**Set task:**
All lines featuring the string "error" are to be listed.

**Available data:**
···

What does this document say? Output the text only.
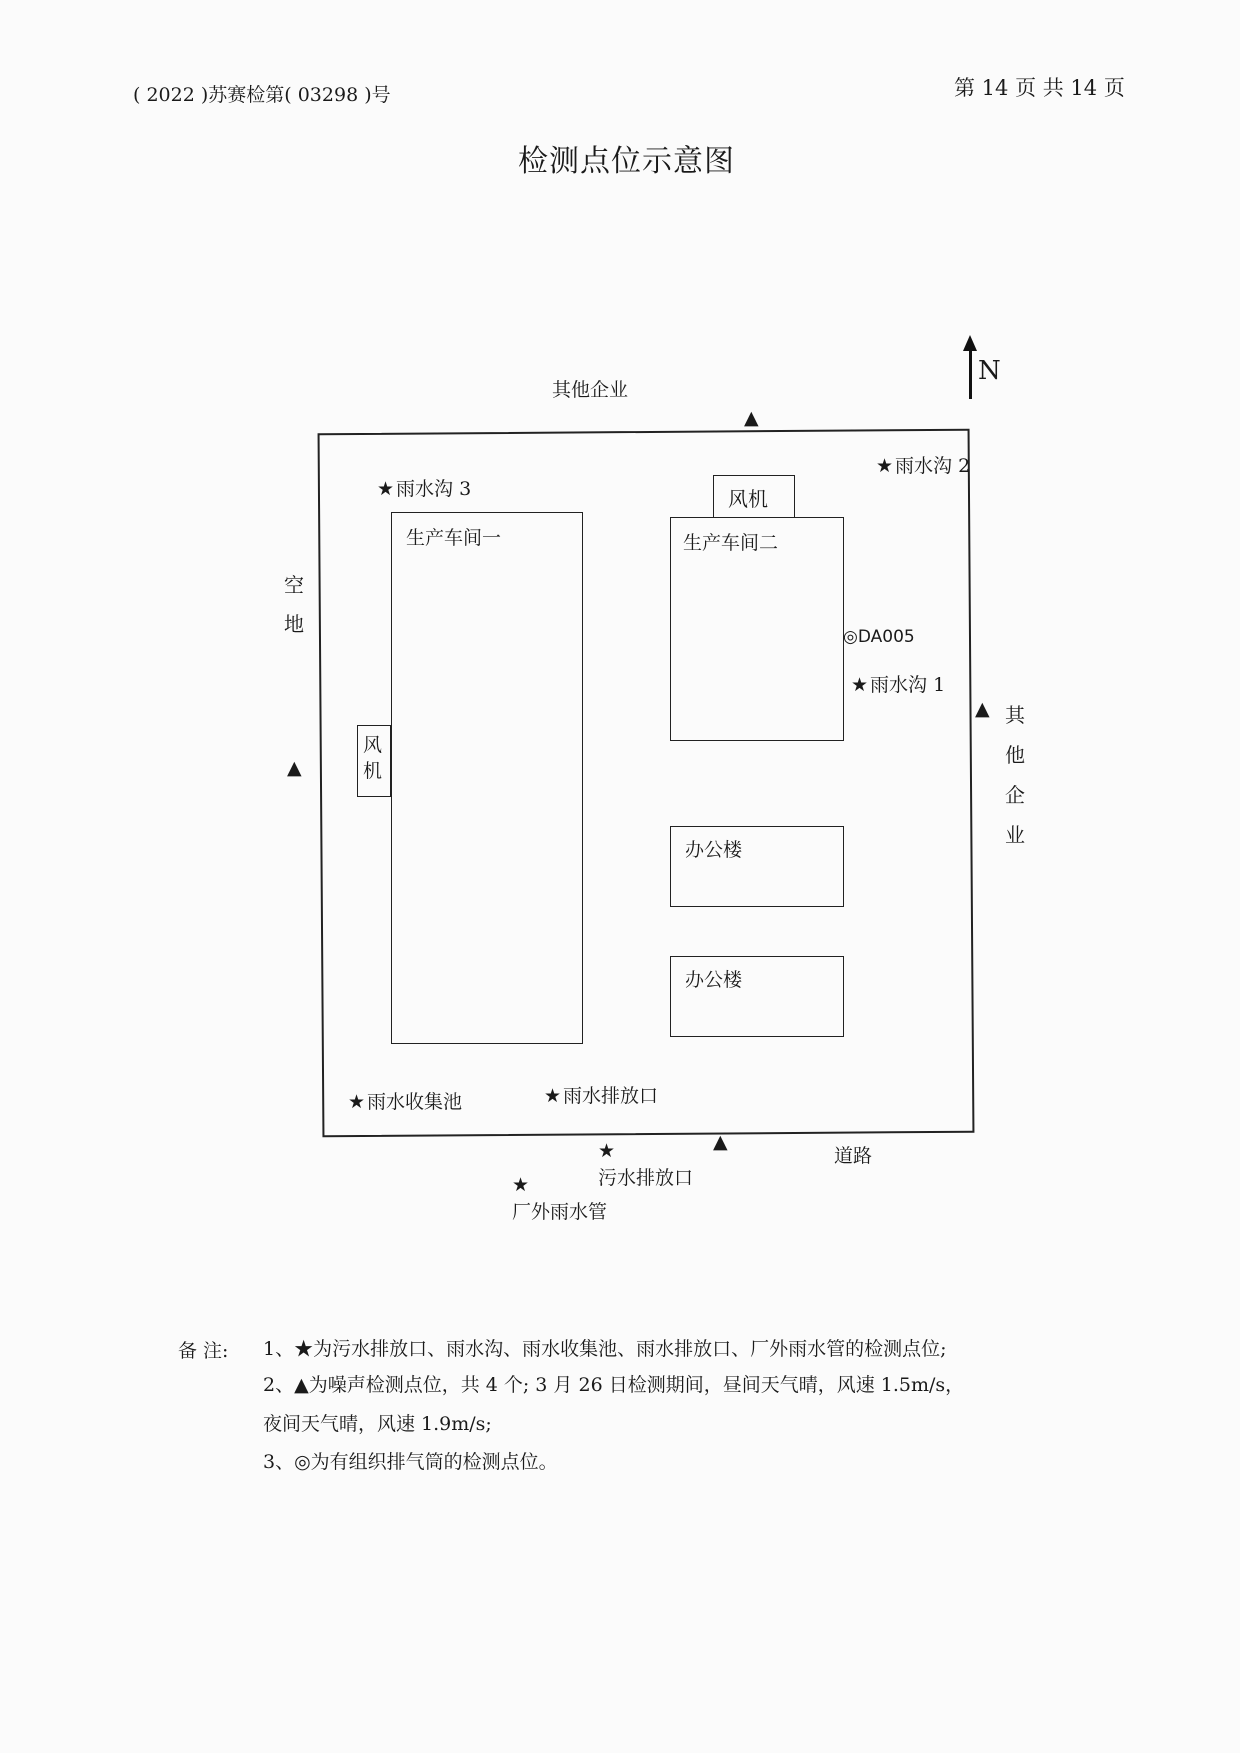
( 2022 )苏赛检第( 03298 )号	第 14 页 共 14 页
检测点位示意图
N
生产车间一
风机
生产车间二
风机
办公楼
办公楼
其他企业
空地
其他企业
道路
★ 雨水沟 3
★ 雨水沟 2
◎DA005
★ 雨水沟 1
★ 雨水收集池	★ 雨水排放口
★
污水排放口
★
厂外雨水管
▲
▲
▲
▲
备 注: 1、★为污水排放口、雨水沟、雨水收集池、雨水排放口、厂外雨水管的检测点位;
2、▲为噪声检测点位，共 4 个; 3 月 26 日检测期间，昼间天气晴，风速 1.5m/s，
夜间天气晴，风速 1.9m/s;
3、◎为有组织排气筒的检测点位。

···

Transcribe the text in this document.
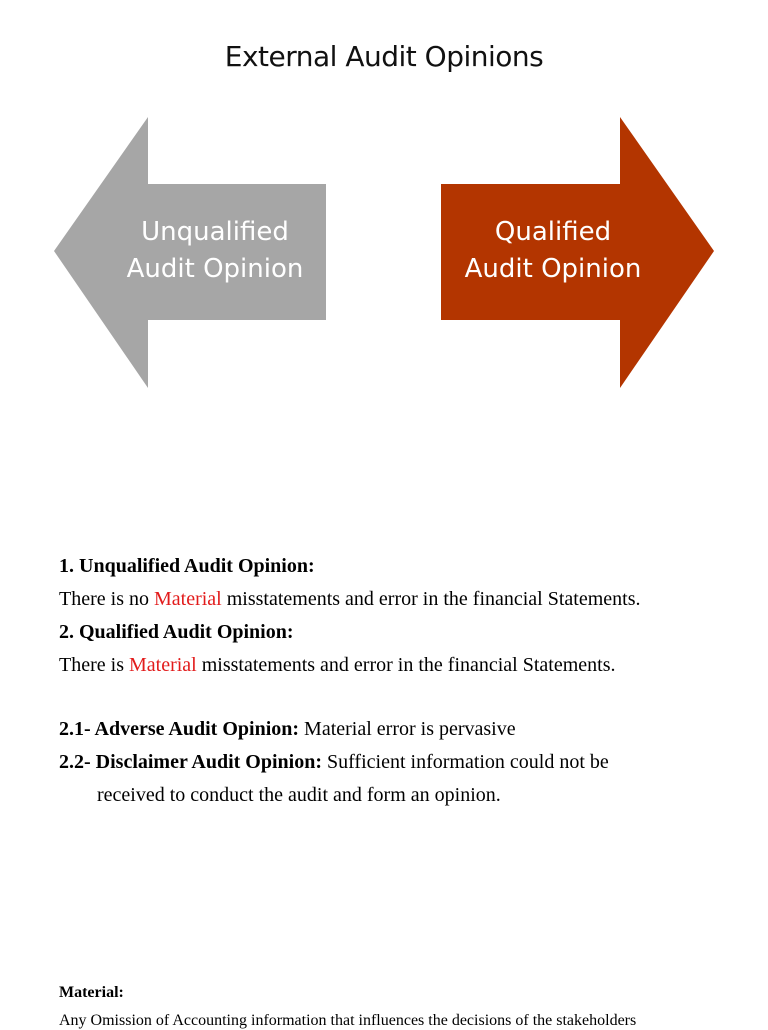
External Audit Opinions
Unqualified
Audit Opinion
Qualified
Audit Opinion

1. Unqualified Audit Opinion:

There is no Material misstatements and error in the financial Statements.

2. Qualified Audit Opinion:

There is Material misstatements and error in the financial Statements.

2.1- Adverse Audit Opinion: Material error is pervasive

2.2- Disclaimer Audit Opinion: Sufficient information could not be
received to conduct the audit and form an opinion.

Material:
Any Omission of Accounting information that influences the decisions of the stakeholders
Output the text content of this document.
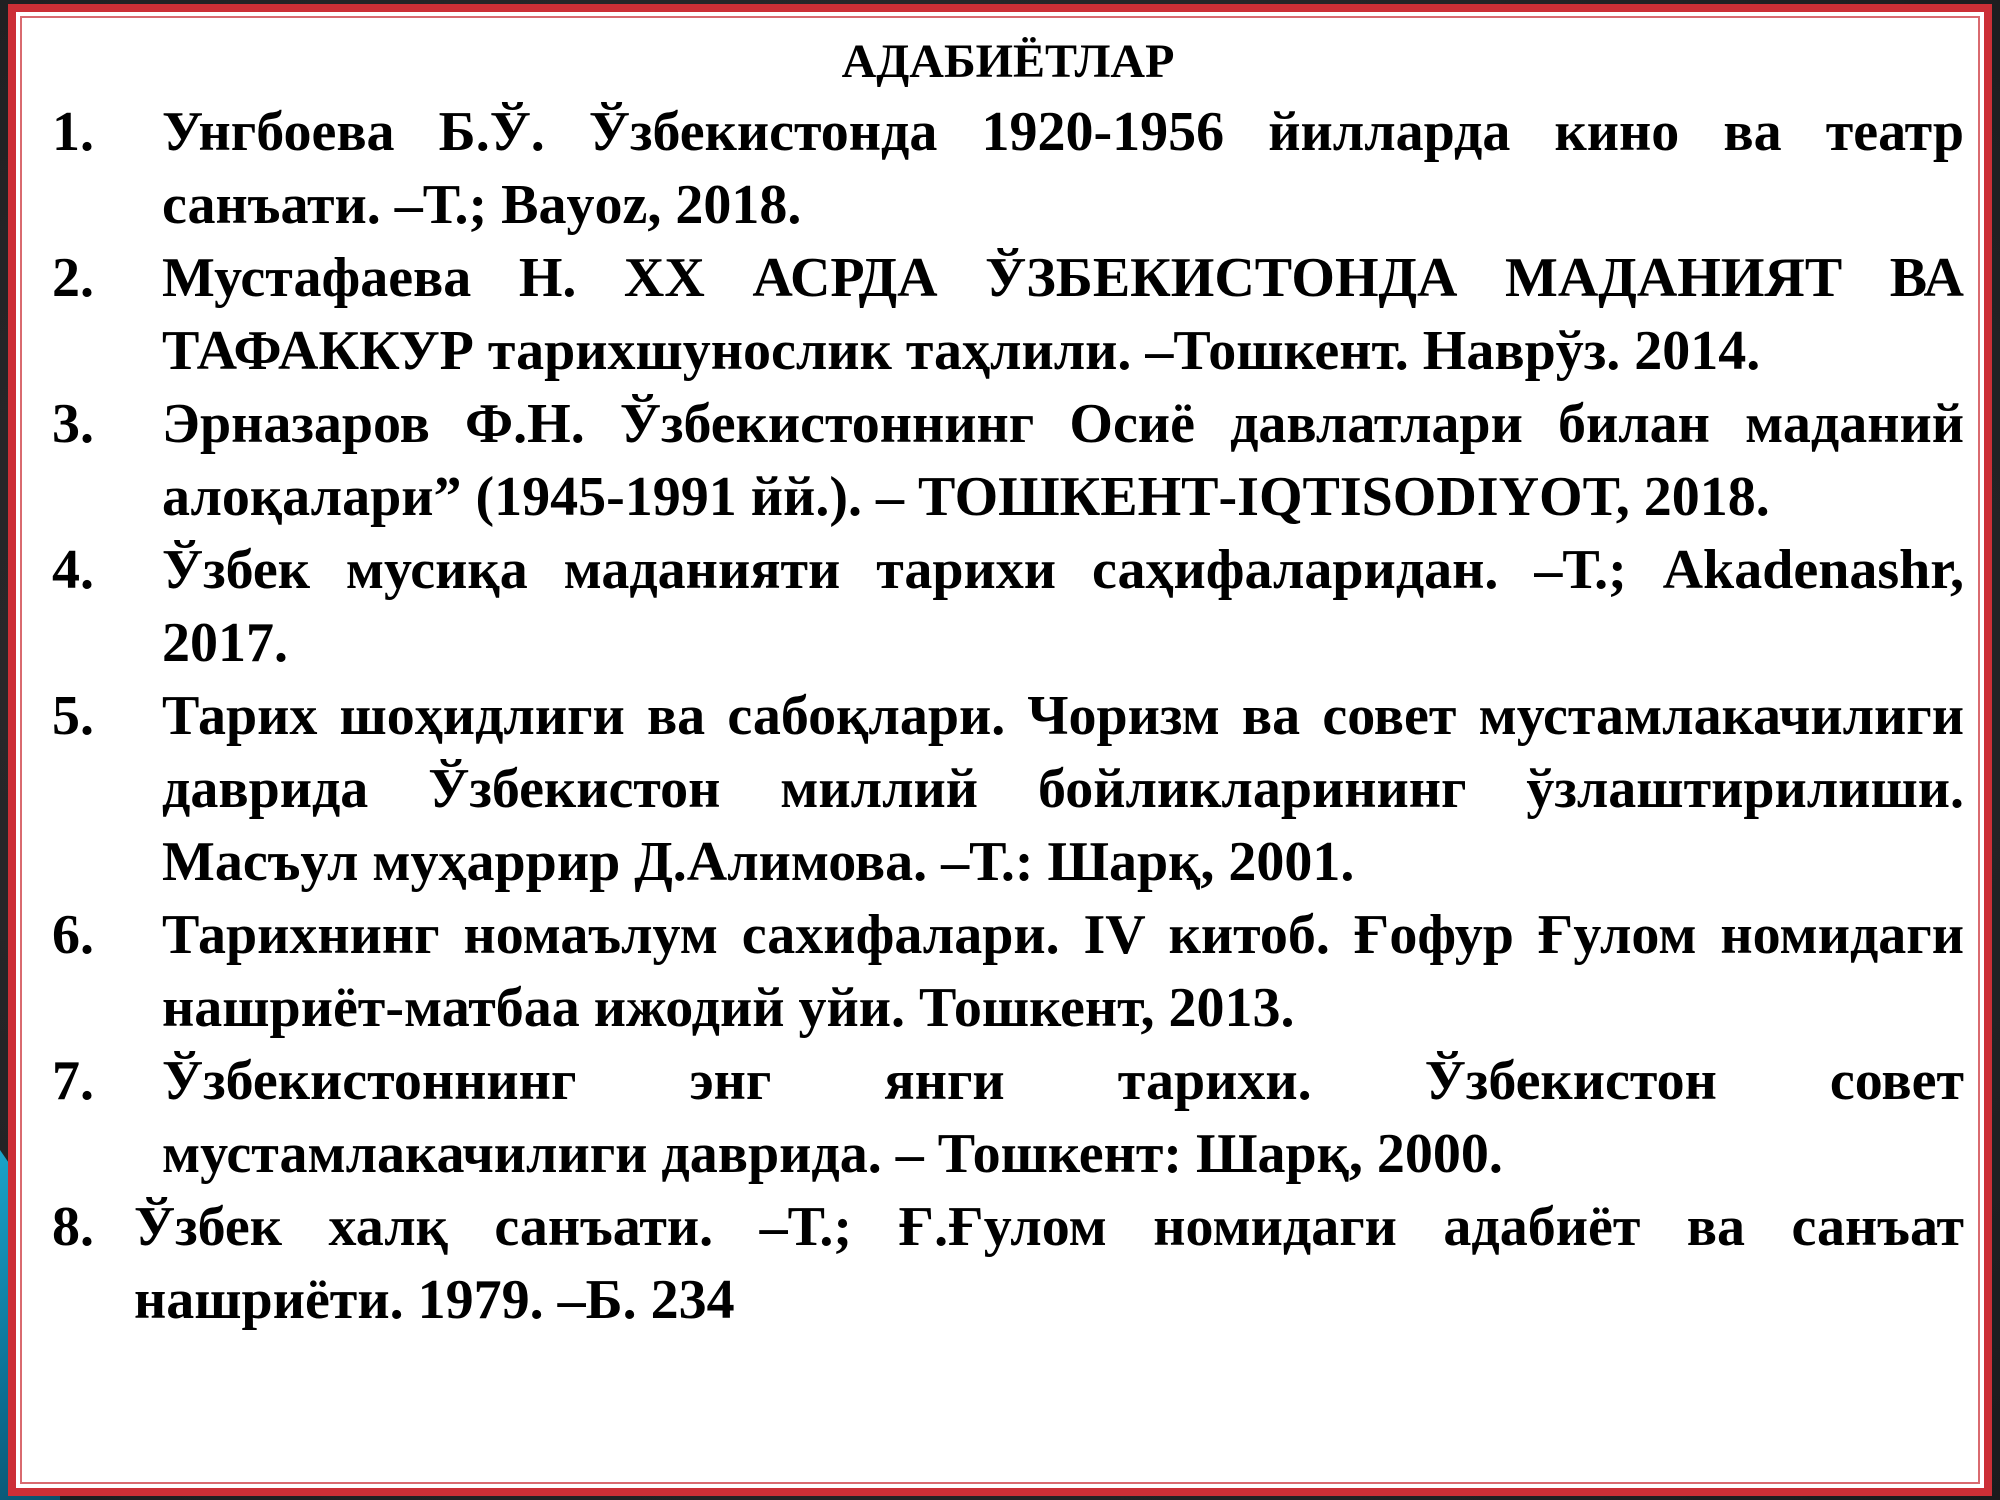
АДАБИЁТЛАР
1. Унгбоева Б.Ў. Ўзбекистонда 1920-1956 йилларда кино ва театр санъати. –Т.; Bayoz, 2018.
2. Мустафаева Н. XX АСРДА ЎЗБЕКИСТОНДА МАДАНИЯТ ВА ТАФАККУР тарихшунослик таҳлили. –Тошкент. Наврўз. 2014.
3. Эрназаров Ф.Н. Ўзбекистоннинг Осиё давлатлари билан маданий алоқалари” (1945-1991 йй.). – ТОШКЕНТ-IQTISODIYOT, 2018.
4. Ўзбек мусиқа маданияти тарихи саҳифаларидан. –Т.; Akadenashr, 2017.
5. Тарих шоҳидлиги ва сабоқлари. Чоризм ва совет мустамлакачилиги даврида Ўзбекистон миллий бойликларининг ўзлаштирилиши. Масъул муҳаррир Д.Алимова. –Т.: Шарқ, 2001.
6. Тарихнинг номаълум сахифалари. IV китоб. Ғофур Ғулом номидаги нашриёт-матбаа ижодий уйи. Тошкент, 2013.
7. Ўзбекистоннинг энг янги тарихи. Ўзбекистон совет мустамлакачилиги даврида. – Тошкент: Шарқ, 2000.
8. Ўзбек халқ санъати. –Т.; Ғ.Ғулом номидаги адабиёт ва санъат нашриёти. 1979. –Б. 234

···

**Problem solution:**
There is no Material misstatements and error in the financial Statements.
There is Material misstatements and error in the financial Statements.
2.1- Adverse Audit Opinion: Material error is pervasive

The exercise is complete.